Bagian Latihan:
1: Tulis ulang bagian artikel tentang Pakde Manto dari "Melihat kehidupan Pakde" sampai "sebagai gelandang tengah.", tetapi tukar "penonton" dengan "pemirsa".
2: Tolong jawab singkat berdasarkan artikel tentang Pakde Manto.
(a) Apa nama gereja di wilayah Paroki Kutabumi?
(b) Pada hari dan tanggal berapa Pakde Manto meninggal?
(c) Apa yang selalu dibawanya saat menonton bola?

Artikel:
------------------------------------------------------------

Wednesday, July 14, 2021

“Wasit Agung”

 

Petrus Canisius Sumanto

Dia hadir dalam setiap kedukaan orang-orang Katolik di wilayah Paroki Kutabumi- Gereja Santo Gregorius Agung.  Keterlibatannya bukanlah sesaat tetapi jauh sebelum gereja itu menjadi sebuah paroki mandiri. Ia dikenal murah senyum dan berlaku baik terhadap siapa saja yang ia jumpai.  Dengan penampilan yang bersahaja dan diperkuat dengan pelayanannya di gereja maka hampir semua orang mengetahui tentang siapa dia sebenarnya. Karena membantu begitu banyak orang yang kesusahan maka kepergiannya pada dini hari tadi, Rabu 14 Juli 2021 membuat banyak orang menjadi kaget.

 

Memang, hari-hari ini, Petrus Kanisius Sumanto, atau lebih akrab dipanggil Pakde Manto mengalami sakit tua. Terkadang sesak nafas dialaminya tetapi sakit yang dideritanya bukanlah halangan baginya untuk bisa beraktivitas. Menurut bude Manto (isterinya) saat ditemui di rumah duka menuturkan bahwa, Pakde Manto belakangan ini di musim bola, ia kurang istirahat karena selalu menyempatkan diri untuk menonton bola. Menarik bahwa saat menonton bola, ia selalu membawa secarik kertas untuk mencatat scor dan tim mana yang keluar sebagai pemenang.

 

Melihat kehidupan Pakde Manto dan memperhadapkan dengan hobinya yang menonton bola, mengingatkan kita bahwa hidup itu juga dilihat sebagai sebuah permainan. Dalam permainan bola, yang menjadi perhatian utama adalah gerak-gerik bola yang menggelinding mengitari arena permainan itu. Bola menjadi fokus perhatian para penonton dan bahkan penonton sendiri berani bertaruhan dari permainan yang menarik itu. Sebagai penonton bola, ia bebas berbicara dan berani untuk menganalisis, tim mana yang keluar sebagai pemenang. Sebagai penonton yang cerdas, seakan ia menempatkan diri sebagai penjaga gawang yang harus berkonsentrasi penuh agar bola tidak membobol gawang. Sering juga, penonton bisa menempatkan diri, entah sebagai libero atau pun juga sebagai gelandang tengah.

------------------------------------------------------------

Kutipan Sumber:

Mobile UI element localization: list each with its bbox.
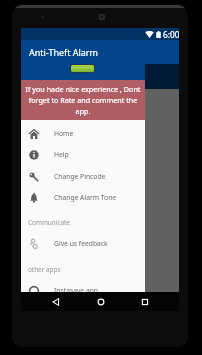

------------------------------------------------------------

Jawaban Tiap Tugas:
1:
Melihat kehidupan Pakde Manto dan memperhadapkan dengan hobinya yang menonton bola, mengingatkan kita bahwa hidup itu juga dilihat sebagai sebuah permainan. Dalam permainan bola, yang menjadi perhatian utama adalah gerak-gerik bola yang menggelinding mengitari arena permainan itu. Bola menjadi fokus perhatian para pemirsa dan bahkan pemirsa sendiri berani bertaruhan dari permainan yang menarik itu. Sebagai pemirsa bola, ia bebas berbicara dan berani untuk menganalisis, tim mana yang keluar sebagai pemenang. Sebagai pemirsa yang cerdas, seakan ia menempatkan diri sebagai penjaga gawang yang harus berkonsentrasi penuh agar bola tidak membobol gawang. Sering juga, pemirsa bisa menempatkan diri, entah sebagai libero atau pun juga sebagai gelandang tengah.

2:
(a) Gereja Santo Gregorius Agung.
(b) Rabu, 14 Juli 2021, pada dini hari.
(c) Secarik kertas.